:: Task instructions ::
Copy, from the entries below, each line in which the string "Создать" appears.

=-=-=-=-=

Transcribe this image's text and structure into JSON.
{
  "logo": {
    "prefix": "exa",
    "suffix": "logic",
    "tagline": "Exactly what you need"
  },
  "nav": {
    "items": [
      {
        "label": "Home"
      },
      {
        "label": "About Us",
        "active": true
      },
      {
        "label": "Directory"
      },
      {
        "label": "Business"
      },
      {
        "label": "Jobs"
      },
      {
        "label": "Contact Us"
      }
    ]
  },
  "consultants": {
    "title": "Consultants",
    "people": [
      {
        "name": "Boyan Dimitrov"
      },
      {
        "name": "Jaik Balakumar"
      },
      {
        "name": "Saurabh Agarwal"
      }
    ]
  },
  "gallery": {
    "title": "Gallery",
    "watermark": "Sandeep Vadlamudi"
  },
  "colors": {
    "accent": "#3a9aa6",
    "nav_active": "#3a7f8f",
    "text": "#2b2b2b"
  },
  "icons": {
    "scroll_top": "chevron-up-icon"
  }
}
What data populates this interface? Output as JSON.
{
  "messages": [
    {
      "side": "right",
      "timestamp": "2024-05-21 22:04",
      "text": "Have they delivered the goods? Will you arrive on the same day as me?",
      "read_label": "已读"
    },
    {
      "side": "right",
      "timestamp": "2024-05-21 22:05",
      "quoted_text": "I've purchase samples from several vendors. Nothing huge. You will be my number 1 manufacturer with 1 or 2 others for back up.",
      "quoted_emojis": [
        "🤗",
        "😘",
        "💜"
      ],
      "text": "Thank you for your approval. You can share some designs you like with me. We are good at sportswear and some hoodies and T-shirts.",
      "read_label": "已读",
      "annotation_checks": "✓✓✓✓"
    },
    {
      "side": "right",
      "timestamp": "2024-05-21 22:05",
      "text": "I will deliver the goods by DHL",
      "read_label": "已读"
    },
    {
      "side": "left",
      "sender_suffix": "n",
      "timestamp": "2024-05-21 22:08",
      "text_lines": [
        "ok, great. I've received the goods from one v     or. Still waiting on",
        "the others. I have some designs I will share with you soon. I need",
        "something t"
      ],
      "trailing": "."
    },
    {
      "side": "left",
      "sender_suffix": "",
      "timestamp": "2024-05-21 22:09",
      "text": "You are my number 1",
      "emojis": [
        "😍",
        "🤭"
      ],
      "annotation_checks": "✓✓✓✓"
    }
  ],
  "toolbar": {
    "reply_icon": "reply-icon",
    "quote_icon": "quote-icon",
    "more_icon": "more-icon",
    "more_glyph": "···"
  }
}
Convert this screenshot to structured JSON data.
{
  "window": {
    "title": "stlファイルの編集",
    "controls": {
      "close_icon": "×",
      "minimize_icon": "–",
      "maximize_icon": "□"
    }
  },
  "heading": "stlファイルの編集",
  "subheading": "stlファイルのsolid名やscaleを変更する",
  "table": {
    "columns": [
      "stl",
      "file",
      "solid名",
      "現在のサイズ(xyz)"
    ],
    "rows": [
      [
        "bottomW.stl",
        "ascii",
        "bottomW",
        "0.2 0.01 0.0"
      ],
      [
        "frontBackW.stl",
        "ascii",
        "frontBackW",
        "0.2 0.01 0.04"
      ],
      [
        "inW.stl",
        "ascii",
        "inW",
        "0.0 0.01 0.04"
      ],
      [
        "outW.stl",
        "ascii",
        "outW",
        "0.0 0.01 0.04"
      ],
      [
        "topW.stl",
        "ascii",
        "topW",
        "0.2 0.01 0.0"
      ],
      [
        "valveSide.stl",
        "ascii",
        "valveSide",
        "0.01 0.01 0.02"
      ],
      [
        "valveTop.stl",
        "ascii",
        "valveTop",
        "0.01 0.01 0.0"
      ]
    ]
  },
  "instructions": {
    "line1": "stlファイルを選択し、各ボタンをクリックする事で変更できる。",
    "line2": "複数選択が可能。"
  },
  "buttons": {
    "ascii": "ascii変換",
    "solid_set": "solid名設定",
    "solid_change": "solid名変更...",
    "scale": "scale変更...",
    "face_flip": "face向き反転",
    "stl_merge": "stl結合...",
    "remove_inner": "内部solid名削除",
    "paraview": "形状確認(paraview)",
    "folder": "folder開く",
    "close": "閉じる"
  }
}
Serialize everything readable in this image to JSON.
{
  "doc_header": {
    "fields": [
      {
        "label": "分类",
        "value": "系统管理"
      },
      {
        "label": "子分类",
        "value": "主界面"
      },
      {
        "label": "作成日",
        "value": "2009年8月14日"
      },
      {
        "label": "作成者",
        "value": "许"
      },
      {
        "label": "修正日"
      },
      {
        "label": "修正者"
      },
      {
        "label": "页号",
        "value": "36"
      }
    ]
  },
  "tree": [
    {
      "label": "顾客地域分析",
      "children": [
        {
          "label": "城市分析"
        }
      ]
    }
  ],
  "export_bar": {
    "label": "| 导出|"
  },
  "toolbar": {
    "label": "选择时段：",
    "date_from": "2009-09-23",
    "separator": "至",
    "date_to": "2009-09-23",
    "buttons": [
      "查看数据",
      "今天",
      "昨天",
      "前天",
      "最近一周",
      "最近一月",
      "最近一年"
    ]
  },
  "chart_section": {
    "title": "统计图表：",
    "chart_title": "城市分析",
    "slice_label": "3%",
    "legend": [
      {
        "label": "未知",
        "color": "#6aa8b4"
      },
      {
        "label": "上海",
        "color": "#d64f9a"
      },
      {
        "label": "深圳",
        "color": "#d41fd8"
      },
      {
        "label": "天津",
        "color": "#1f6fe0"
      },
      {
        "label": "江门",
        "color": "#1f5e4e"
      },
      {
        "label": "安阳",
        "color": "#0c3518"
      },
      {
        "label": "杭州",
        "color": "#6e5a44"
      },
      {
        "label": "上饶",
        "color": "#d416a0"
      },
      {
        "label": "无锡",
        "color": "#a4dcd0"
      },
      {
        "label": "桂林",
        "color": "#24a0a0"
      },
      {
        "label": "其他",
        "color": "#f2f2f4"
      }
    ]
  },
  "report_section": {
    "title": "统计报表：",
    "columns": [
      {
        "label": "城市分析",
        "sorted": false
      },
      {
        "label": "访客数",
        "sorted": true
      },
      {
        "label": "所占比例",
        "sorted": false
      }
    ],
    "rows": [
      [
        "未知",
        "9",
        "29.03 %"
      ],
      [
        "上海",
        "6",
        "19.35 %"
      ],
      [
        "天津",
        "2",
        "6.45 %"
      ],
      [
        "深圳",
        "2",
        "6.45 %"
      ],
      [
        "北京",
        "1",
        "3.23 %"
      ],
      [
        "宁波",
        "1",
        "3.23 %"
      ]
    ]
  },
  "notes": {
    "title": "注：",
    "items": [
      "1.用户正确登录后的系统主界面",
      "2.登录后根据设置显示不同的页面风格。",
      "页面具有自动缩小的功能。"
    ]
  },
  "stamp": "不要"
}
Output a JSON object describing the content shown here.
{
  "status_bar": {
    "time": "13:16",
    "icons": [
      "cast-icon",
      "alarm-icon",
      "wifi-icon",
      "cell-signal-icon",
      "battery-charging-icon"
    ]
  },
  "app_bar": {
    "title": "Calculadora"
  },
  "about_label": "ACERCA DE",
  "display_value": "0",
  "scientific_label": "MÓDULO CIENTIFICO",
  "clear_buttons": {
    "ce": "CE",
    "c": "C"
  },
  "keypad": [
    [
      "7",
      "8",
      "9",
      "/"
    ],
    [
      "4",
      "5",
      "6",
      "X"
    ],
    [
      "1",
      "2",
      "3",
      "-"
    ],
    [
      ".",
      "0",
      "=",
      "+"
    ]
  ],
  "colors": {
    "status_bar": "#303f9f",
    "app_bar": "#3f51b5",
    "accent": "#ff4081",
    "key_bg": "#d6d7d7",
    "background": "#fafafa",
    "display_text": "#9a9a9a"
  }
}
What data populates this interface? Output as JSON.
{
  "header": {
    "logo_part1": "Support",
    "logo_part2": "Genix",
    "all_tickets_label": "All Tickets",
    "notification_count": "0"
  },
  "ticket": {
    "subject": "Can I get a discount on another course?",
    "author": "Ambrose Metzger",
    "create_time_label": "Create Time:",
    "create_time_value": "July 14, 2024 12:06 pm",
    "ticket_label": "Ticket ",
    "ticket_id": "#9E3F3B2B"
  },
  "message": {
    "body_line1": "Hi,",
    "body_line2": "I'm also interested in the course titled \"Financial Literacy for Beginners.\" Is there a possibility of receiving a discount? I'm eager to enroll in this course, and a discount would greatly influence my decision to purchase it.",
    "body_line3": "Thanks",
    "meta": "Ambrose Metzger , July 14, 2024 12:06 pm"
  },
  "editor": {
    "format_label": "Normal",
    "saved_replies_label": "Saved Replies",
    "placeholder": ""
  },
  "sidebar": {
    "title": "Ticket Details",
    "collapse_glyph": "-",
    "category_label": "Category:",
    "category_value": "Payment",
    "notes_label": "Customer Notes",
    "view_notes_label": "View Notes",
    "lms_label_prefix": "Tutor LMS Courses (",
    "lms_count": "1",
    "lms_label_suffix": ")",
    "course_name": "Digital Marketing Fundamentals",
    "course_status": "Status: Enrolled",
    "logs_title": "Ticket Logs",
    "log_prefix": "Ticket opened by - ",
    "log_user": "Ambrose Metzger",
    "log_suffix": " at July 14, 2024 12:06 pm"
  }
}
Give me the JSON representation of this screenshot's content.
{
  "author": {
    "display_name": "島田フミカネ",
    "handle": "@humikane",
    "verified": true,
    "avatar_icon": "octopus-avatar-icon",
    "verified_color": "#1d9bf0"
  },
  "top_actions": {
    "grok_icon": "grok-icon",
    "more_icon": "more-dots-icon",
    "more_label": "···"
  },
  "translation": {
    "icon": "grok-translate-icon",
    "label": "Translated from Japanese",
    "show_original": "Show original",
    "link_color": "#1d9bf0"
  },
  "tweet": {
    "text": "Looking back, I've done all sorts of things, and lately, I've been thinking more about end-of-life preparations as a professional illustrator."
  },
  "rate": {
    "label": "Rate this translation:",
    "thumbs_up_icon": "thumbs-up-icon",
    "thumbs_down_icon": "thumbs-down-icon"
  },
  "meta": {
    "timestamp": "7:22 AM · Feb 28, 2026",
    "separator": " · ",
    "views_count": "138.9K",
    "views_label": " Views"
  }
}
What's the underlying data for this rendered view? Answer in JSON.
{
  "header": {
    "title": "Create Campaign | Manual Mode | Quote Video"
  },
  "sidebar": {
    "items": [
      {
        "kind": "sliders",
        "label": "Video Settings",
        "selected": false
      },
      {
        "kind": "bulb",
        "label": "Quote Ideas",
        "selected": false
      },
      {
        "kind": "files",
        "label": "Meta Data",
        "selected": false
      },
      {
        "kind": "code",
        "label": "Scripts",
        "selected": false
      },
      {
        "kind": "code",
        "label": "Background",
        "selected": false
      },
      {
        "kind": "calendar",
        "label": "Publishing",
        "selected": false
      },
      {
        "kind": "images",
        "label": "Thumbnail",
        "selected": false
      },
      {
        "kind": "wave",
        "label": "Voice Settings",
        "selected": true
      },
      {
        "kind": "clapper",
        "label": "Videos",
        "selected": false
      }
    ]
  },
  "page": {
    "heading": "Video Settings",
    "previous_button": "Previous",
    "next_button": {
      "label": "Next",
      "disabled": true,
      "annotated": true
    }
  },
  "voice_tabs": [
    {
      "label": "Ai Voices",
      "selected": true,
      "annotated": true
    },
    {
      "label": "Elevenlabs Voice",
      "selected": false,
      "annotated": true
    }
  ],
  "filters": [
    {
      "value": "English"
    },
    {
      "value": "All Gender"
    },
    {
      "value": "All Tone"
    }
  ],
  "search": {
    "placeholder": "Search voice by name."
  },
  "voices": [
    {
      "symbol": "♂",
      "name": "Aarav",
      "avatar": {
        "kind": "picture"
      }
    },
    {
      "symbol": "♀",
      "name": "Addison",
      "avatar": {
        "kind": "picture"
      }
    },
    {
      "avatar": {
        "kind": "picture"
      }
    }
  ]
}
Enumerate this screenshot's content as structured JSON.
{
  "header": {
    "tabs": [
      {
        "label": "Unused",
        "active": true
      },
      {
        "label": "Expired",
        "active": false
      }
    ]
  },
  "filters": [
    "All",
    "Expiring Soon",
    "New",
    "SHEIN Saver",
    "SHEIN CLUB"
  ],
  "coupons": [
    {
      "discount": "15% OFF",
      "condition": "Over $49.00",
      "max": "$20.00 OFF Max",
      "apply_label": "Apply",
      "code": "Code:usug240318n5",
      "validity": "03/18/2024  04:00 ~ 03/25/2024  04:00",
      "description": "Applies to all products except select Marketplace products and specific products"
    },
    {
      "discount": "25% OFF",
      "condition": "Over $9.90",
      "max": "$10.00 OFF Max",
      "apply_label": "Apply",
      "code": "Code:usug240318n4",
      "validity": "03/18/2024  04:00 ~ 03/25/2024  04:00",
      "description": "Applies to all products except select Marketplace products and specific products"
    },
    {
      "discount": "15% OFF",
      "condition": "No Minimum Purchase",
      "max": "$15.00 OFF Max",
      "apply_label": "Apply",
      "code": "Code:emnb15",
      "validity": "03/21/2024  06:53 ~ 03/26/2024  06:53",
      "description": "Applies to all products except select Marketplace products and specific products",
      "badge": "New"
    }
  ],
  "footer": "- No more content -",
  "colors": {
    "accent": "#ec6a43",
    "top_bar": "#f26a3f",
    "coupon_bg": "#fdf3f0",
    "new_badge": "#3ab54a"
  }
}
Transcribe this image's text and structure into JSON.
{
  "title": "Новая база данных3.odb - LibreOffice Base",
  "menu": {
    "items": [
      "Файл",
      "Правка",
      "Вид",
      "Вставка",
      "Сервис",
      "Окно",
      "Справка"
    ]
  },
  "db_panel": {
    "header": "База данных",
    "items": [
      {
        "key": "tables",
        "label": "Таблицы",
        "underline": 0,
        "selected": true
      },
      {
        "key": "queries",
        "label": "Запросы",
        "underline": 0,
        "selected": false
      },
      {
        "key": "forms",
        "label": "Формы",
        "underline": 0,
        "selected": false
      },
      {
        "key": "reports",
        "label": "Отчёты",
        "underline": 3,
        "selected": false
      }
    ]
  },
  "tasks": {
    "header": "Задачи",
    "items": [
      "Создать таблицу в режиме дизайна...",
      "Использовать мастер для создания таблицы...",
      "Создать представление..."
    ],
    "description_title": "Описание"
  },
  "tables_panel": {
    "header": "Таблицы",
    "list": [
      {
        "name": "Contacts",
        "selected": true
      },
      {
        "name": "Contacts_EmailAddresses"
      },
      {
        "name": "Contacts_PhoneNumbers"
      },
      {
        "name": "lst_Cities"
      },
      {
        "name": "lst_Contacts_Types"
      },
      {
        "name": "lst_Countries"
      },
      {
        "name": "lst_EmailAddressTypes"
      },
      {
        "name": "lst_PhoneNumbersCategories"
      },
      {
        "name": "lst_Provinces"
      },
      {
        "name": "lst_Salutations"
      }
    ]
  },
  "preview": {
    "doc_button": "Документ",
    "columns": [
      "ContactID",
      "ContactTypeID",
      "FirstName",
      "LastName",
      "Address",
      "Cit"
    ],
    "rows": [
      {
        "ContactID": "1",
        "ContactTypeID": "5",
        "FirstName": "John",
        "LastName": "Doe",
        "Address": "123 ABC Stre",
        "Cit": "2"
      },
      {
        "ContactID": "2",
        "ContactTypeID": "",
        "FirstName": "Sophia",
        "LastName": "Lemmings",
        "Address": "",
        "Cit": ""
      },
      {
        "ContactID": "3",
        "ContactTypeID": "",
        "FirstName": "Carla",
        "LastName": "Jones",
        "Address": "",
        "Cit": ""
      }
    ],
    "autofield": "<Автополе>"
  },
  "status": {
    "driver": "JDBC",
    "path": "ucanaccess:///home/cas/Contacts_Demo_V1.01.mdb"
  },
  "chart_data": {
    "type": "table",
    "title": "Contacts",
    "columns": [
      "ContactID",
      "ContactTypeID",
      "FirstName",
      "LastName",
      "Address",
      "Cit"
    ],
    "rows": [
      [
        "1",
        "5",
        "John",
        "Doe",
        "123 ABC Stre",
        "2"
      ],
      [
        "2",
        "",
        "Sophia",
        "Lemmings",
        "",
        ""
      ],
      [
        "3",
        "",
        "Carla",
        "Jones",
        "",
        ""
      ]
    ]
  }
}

=-=-=-=-=

:: Answer for the task ::
      "Создать таблицу в режиме дизайна...",
      "Создать представление..."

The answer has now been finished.